(Stored items)
# # # #

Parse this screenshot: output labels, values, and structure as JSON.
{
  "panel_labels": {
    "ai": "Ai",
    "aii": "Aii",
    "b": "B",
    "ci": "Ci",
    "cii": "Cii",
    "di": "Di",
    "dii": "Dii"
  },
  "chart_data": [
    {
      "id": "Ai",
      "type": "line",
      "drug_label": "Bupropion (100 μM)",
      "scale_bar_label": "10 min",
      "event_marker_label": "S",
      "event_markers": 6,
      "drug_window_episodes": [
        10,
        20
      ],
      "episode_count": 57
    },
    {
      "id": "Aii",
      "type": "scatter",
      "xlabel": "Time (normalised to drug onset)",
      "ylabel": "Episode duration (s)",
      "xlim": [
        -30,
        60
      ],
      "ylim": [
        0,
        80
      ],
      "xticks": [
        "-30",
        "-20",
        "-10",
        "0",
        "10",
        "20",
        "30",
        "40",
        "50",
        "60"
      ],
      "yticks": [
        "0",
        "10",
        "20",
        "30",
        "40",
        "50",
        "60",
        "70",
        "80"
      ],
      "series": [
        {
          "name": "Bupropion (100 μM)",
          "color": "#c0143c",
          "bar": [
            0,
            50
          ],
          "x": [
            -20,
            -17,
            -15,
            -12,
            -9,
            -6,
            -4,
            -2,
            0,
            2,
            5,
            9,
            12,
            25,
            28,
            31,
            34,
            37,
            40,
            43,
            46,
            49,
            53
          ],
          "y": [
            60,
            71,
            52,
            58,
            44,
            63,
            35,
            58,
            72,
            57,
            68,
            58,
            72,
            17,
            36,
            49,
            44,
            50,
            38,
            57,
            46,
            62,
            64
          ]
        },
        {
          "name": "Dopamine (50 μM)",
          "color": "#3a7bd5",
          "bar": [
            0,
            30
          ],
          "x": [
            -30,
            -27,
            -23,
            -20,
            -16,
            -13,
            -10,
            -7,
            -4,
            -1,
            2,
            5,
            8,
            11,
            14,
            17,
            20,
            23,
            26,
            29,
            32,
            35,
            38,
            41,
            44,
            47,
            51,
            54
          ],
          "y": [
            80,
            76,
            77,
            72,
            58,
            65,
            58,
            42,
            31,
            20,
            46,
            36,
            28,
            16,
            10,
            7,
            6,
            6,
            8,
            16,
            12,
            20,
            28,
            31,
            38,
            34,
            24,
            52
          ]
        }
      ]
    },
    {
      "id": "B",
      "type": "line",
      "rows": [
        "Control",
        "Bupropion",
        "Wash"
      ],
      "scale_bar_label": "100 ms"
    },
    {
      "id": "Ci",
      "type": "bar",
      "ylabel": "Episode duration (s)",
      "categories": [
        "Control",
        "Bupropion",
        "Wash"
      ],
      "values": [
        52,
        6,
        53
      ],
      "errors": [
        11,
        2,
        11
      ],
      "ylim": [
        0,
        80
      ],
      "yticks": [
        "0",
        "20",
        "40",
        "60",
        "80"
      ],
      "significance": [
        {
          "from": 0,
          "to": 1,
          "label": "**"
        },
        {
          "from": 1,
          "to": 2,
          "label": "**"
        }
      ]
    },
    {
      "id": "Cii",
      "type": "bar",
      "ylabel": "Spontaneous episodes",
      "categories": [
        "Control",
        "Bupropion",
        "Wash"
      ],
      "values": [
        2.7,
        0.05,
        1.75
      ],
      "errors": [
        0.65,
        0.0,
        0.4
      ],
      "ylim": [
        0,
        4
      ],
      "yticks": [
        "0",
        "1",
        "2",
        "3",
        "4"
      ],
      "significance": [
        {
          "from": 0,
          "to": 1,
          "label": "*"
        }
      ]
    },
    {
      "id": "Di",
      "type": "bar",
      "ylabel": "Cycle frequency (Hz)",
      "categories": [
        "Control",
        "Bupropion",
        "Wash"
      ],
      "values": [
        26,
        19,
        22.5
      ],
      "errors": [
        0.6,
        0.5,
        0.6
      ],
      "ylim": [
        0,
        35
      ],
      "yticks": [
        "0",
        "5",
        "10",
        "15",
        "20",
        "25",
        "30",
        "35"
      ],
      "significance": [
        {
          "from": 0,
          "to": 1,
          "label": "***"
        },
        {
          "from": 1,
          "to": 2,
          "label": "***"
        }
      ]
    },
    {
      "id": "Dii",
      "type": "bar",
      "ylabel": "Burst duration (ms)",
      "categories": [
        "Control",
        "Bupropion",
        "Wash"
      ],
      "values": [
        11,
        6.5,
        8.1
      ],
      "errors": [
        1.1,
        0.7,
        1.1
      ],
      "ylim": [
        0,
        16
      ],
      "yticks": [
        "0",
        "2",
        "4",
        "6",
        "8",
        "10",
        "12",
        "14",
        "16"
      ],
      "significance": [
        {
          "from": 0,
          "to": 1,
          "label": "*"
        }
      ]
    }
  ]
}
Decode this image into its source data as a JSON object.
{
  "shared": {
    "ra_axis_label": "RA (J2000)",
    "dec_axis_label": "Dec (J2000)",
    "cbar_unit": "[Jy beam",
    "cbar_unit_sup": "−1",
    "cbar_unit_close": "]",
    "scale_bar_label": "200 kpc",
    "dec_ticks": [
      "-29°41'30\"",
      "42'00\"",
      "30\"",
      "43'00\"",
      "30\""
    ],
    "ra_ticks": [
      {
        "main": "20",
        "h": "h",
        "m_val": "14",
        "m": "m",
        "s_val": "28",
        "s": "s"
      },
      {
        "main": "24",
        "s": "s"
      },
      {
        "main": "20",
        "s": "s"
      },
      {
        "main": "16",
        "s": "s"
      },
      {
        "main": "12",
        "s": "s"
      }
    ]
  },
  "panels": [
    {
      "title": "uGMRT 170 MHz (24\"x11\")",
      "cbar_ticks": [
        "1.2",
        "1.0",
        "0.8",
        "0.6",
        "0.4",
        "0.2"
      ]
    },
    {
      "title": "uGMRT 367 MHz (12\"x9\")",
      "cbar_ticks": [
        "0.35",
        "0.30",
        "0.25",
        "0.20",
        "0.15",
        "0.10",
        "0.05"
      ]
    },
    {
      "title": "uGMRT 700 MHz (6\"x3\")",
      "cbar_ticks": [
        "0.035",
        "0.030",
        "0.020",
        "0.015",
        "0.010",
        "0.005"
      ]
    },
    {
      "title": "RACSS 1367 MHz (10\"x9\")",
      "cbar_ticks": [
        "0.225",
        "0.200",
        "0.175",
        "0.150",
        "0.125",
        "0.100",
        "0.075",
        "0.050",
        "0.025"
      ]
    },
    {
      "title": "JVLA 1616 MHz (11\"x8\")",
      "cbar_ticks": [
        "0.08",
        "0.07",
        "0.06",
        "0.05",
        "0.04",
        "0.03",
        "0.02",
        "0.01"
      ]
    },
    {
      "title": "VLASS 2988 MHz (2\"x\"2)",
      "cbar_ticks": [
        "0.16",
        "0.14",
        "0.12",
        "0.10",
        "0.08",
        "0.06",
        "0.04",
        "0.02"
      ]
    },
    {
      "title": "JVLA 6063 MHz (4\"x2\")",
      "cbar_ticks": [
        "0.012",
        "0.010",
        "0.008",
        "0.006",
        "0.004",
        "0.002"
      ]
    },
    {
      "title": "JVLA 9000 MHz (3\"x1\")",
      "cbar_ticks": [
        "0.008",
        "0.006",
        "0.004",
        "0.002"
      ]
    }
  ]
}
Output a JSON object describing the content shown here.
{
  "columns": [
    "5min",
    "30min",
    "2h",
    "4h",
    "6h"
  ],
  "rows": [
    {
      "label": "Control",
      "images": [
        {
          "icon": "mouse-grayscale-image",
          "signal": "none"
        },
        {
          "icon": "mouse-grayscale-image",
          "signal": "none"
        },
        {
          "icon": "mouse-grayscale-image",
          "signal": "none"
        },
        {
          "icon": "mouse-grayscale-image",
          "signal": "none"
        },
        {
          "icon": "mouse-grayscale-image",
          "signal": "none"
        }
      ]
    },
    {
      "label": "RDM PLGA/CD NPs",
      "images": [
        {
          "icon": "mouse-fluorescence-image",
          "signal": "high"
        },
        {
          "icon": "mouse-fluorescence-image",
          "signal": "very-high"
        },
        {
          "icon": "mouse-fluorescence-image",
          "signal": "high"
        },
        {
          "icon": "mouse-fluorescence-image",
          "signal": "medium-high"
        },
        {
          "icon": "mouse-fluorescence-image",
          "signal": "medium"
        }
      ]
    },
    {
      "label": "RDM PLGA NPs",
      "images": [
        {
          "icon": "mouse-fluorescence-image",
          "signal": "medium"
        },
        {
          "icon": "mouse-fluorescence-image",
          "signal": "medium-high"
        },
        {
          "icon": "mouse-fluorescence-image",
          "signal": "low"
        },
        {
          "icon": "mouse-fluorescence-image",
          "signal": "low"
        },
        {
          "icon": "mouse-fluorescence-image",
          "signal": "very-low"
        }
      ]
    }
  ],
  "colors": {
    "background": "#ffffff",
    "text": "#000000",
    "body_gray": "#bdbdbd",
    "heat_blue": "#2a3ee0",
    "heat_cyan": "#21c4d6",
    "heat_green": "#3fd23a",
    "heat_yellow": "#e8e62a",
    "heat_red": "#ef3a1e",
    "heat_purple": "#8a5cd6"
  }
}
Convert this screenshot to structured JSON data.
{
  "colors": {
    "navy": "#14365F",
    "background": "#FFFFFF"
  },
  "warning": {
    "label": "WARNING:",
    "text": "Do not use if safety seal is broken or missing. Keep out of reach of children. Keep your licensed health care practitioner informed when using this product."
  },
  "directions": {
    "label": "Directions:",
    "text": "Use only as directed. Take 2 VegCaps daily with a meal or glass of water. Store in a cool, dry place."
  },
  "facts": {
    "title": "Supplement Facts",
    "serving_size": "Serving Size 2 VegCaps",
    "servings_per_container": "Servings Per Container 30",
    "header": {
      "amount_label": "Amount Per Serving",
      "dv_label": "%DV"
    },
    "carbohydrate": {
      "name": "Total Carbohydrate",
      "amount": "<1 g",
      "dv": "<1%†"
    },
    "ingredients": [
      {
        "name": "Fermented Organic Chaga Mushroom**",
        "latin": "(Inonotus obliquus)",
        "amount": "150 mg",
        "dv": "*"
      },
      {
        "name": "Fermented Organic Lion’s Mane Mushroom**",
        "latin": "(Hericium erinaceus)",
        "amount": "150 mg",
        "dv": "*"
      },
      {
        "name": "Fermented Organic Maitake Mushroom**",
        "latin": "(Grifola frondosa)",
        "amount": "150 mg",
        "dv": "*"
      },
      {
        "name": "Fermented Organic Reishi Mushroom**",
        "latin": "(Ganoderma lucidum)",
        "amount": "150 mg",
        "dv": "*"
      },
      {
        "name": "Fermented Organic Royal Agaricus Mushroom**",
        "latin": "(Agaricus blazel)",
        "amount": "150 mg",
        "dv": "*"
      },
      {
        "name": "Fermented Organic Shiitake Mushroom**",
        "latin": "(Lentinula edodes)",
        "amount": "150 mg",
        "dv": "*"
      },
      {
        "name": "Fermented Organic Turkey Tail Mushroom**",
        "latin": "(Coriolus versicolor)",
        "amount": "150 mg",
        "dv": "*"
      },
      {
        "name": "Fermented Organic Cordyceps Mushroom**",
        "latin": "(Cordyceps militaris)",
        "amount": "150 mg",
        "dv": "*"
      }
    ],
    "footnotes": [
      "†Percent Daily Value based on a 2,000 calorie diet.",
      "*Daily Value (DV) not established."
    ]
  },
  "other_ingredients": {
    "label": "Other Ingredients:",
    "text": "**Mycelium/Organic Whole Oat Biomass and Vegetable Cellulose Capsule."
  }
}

# # # #

*GOAL OF THE EXERCISE*. Pull out all lines from the entries above that include the word "Agaricus".

*FINISHED EXERCISE*.
        "name": "Fermented Organic Royal Agaricus Mushroom**",
        "latin": "(Agaricus blazel)",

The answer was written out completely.